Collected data

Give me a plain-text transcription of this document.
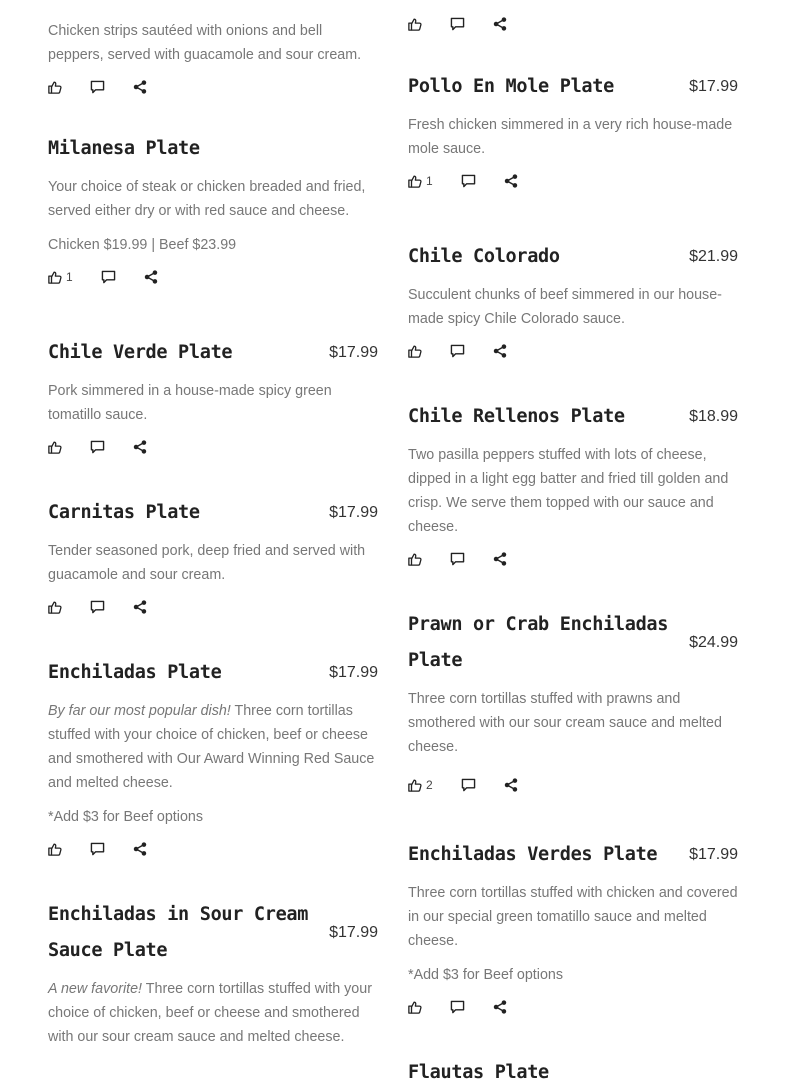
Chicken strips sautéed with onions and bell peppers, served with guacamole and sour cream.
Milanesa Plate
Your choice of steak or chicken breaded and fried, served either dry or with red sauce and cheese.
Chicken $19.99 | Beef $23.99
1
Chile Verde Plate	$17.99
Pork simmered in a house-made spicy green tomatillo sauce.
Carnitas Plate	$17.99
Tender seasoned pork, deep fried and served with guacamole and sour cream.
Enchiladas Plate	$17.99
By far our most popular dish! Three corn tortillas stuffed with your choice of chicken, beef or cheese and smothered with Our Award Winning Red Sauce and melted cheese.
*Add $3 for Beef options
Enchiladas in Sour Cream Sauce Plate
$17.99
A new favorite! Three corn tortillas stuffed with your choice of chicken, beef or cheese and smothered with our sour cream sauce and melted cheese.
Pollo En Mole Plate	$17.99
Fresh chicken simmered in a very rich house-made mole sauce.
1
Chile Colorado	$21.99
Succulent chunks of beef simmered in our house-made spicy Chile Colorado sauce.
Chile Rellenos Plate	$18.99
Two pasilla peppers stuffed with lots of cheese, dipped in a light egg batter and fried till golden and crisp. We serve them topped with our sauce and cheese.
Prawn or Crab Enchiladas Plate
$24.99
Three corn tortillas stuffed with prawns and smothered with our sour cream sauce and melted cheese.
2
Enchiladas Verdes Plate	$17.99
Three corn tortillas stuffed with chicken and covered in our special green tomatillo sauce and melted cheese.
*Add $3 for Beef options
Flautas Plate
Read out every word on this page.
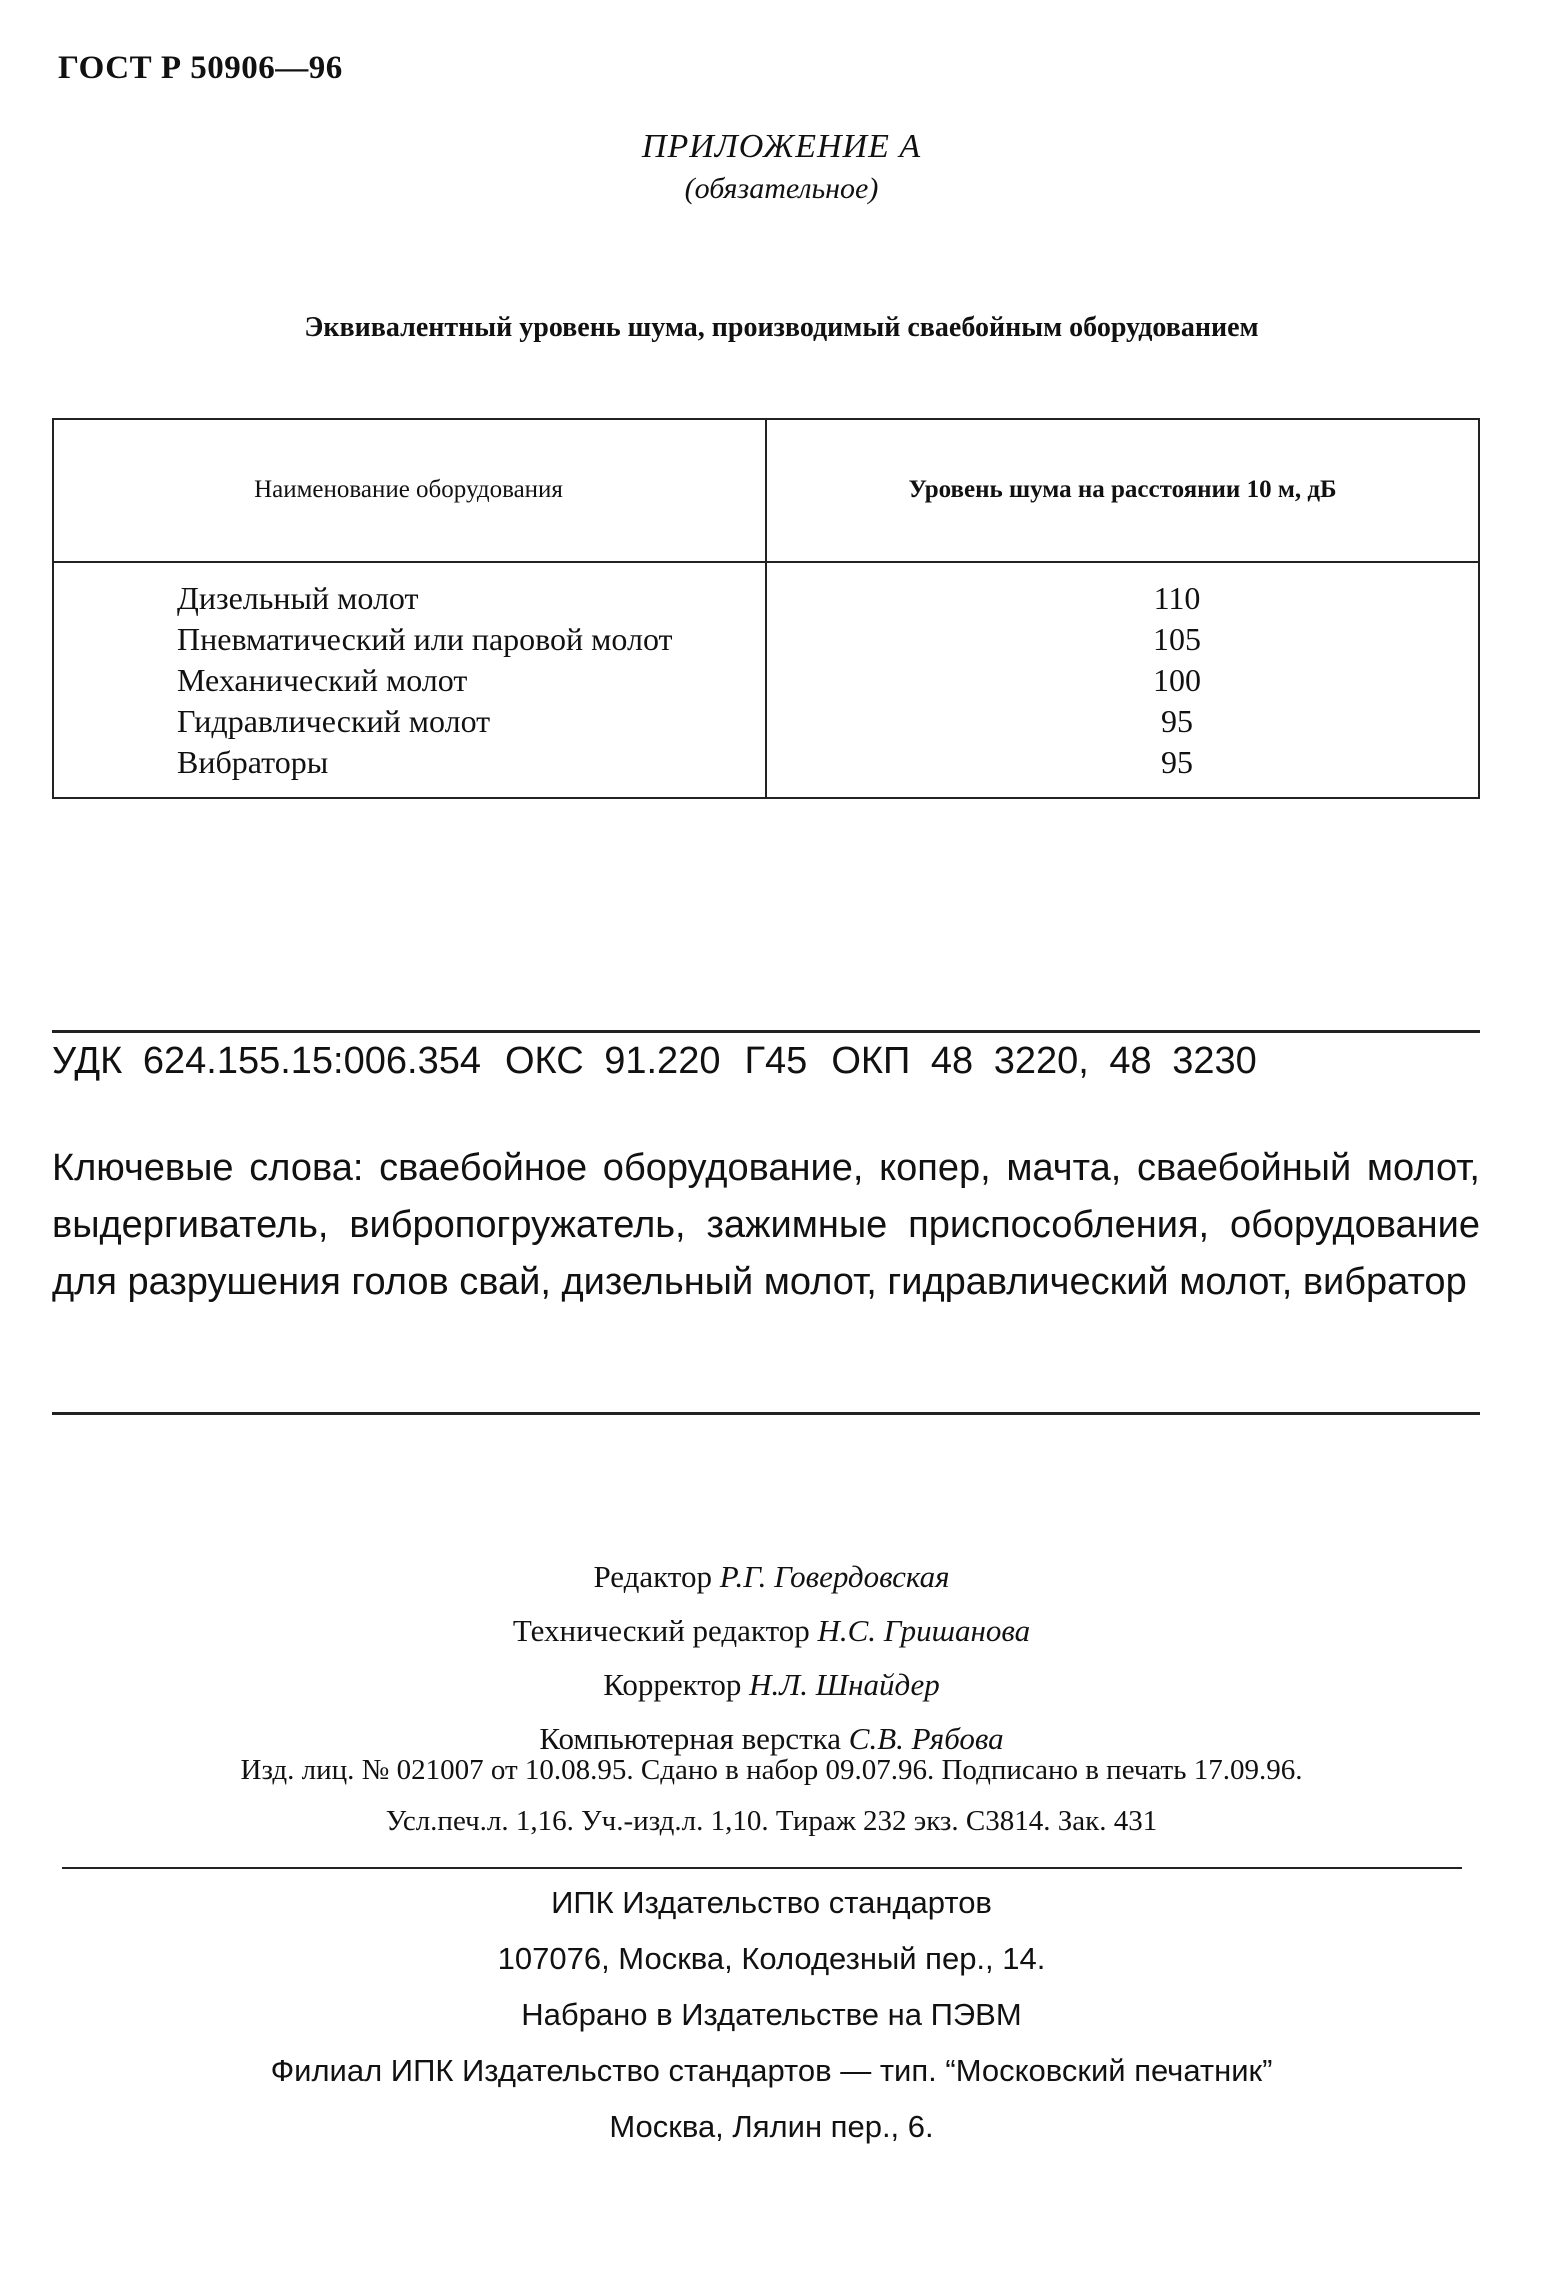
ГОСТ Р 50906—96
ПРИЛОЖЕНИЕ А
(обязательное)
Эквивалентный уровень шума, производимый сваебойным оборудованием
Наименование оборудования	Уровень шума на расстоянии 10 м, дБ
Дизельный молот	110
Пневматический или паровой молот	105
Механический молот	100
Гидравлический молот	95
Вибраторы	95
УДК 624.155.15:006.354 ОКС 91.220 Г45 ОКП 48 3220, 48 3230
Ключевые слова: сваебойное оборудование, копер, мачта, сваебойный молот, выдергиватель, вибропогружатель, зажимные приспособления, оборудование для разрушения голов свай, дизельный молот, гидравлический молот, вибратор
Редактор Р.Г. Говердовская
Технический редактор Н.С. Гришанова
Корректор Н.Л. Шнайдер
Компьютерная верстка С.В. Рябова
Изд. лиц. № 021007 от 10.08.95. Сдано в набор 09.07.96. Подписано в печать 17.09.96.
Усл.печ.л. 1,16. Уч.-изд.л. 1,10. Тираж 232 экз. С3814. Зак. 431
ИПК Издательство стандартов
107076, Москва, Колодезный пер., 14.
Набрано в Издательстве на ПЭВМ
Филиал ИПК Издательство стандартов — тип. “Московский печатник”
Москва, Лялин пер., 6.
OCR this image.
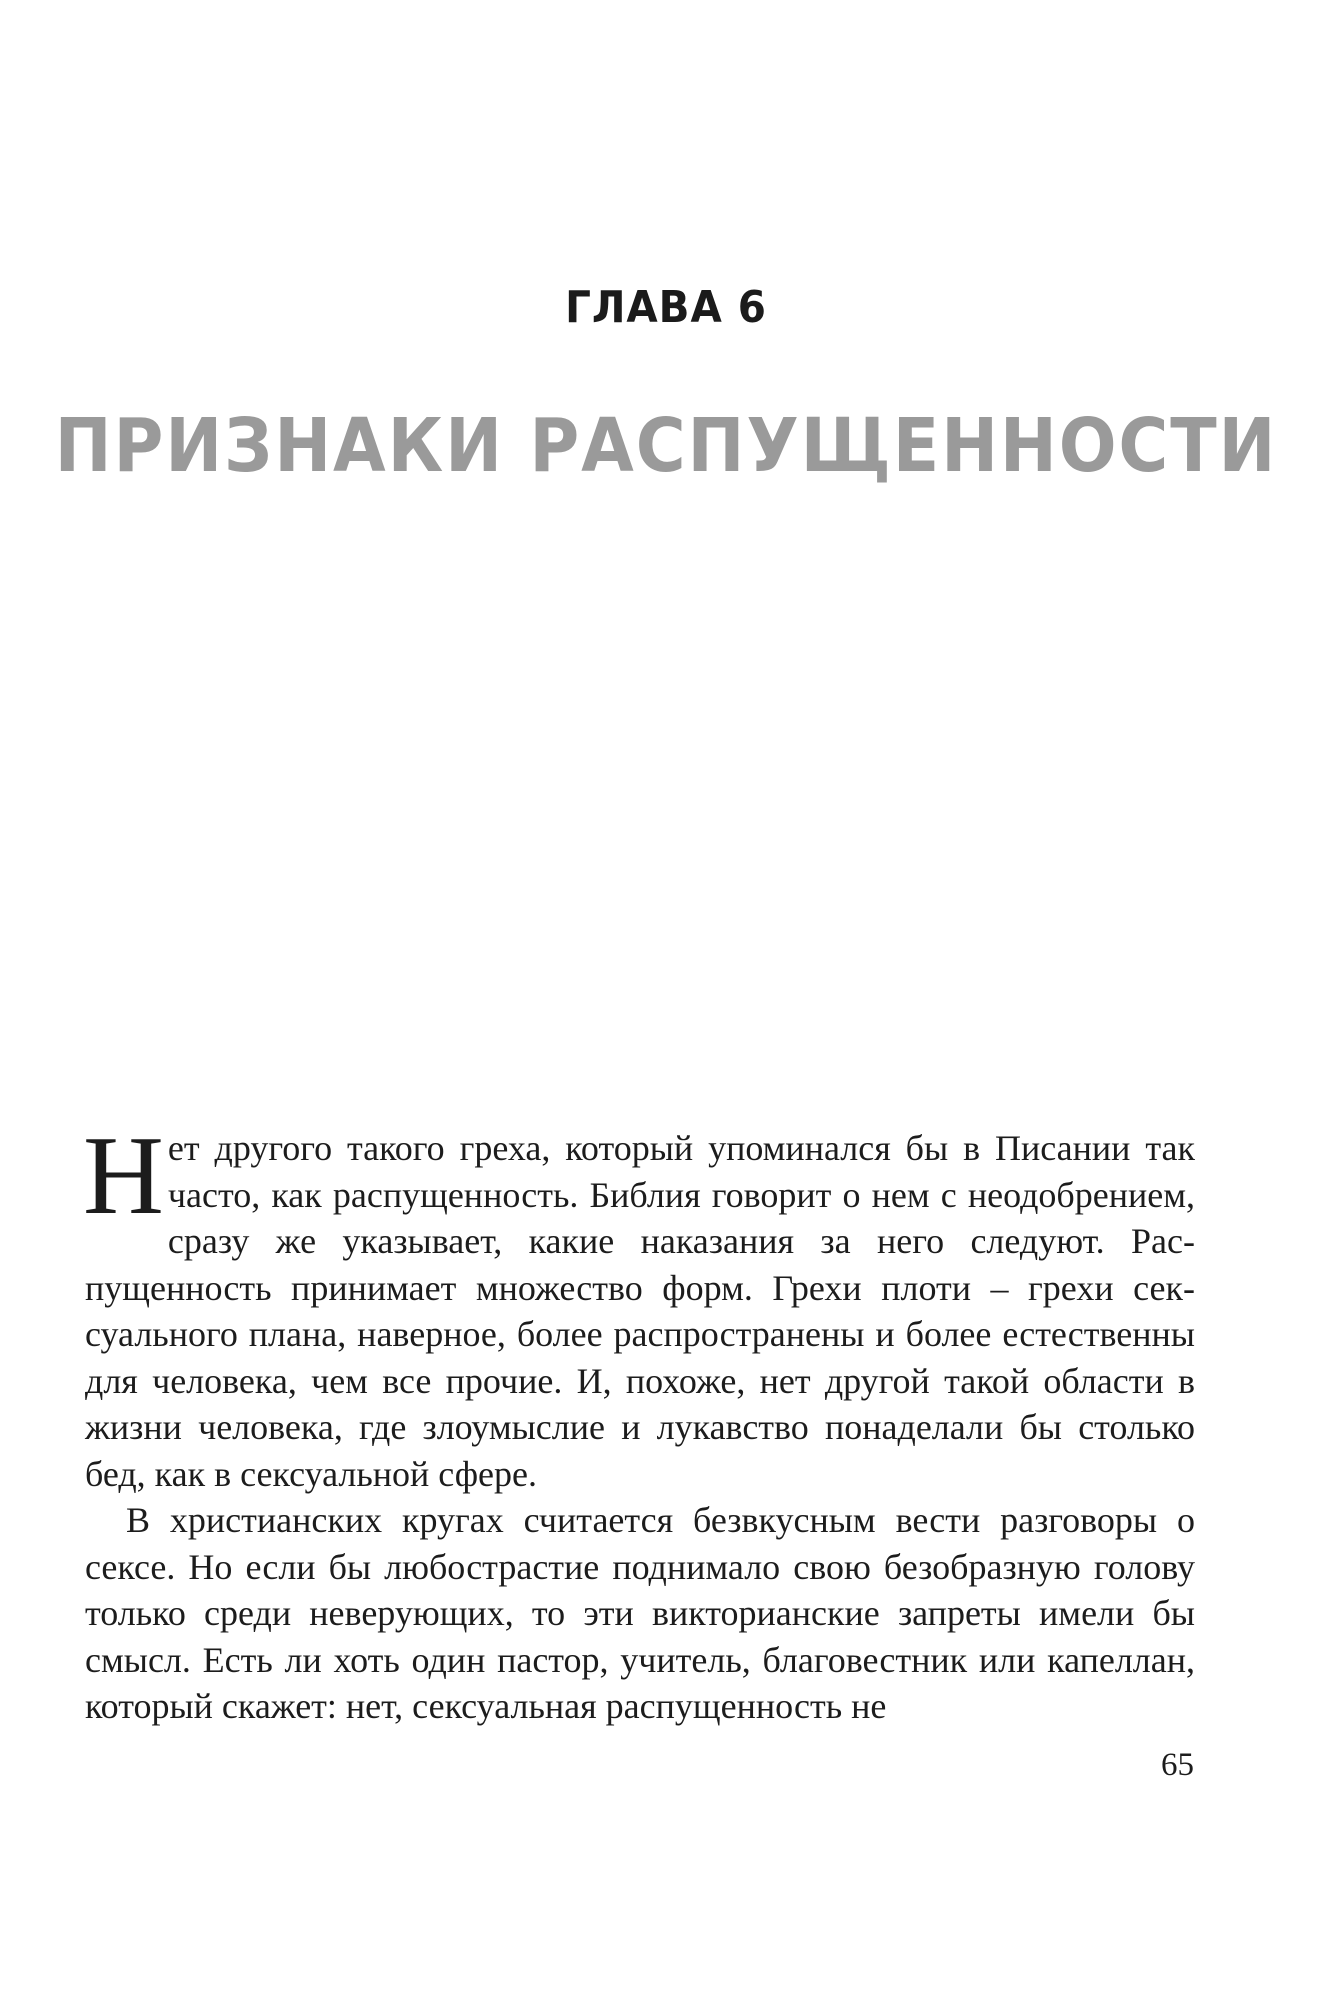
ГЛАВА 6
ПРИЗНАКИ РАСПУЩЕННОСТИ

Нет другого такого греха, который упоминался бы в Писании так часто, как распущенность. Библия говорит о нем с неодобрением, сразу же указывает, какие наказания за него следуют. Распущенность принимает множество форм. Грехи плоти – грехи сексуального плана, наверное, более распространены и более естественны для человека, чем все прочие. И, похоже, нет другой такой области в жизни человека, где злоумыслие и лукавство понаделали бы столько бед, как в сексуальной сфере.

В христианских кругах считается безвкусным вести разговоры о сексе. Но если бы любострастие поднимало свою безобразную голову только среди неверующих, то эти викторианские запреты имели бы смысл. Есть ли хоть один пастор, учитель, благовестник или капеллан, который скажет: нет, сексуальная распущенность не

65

Exercise brief | Restate the whole of the material word for word without the pictures.

Exercise answer |
Give me a plain-text transcription of this document.
Chicken strips sautéed with onions and bell peppers, served with guacamole and sour cream.
Milanesa Plate
Your choice of steak or chicken breaded and fried, served either dry or with red sauce and cheese.
Chicken $19.99 | Beef $23.99
1
Chile Verde Plate	$17.99
Pork simmered in a house-made spicy green tomatillo sauce.
Carnitas Plate	$17.99
Tender seasoned pork, deep fried and served with guacamole and sour cream.
Enchiladas Plate	$17.99
By far our most popular dish! Three corn tortillas stuffed with your choice of chicken, beef or cheese and smothered with Our Award Winning Red Sauce and melted cheese.
*Add $3 for Beef options
Enchiladas in Sour Cream Sauce Plate
$17.99
A new favorite! Three corn tortillas stuffed with your choice of chicken, beef or cheese and smothered with our sour cream sauce and melted cheese.
Pollo En Mole Plate	$17.99
Fresh chicken simmered in a very rich house-made mole sauce.
1
Chile Colorado	$21.99
Succulent chunks of beef simmered in our house-made spicy Chile Colorado sauce.
Chile Rellenos Plate	$18.99
Two pasilla peppers stuffed with lots of cheese, dipped in a light egg batter and fried till golden and crisp. We serve them topped with our sauce and cheese.
Prawn or Crab Enchiladas Plate
$24.99
Three corn tortillas stuffed with prawns and smothered with our sour cream sauce and melted cheese.
2
Enchiladas Verdes Plate	$17.99
Three corn tortillas stuffed with chicken and covered in our special green tomatillo sauce and melted cheese.
*Add $3 for Beef options
Flautas Plate
Read out every word on this page.
ГОСТ Р 50906—96
ПРИЛОЖЕНИЕ А
(обязательное)
Эквивалентный уровень шума, производимый сваебойным оборудованием
Наименование оборудования	Уровень шума на расстоянии 10 м, дБ
Дизельный молот	110
Пневматический или паровой молот	105
Механический молот	100
Гидравлический молот	95
Вибраторы	95
УДК 624.155.15:006.354 ОКС 91.220 Г45 ОКП 48 3220, 48 3230
Ключевые слова: сваебойное оборудование, копер, мачта, сваебойный молот, выдергиватель, вибропогружатель, зажимные приспособления, оборудование для разрушения голов свай, дизельный молот, гидравлический молот, вибратор
Редактор Р.Г. Говердовская
Технический редактор Н.С. Гришанова
Корректор Н.Л. Шнайдер
Компьютерная верстка С.В. Рябова
Изд. лиц. № 021007 от 10.08.95. Сдано в набор 09.07.96. Подписано в печать 17.09.96.
Усл.печ.л. 1,16. Уч.-изд.л. 1,10. Тираж 232 экз. С3814. Зак. 431
ИПК Издательство стандартов
107076, Москва, Колодезный пер., 14.
Набрано в Издательстве на ПЭВМ
Филиал ИПК Издательство стандартов — тип. “Московский печатник”
Москва, Лялин пер., 6.
OCR this image.
ГЛАВА 6
ПРИЗНАКИ РАСПУЩЕННОСТИ

Нет другого такого греха, который упоминался бы в Писании так часто, как распущенность. Библия говорит о нем с неодобрением, сразу же указывает, какие наказания за него следуют. Распущенность принимает множество форм. Грехи плоти – грехи сексуального плана, наверное, более распространены и более естественны для человека, чем все прочие. И, похоже, нет другой такой области в жизни человека, где злоумыслие и лукавство понаделали бы столько бед, как в сексуальной сфере.

В христианских кругах считается безвкусным вести разговоры о сексе. Но если бы любострастие поднимало свою безобразную голову только среди неверующих, то эти викторианские запреты имели бы смысл. Есть ли хоть один пастор, учитель, благовестник или капеллан, который скажет: нет, сексуальная распущенность не

65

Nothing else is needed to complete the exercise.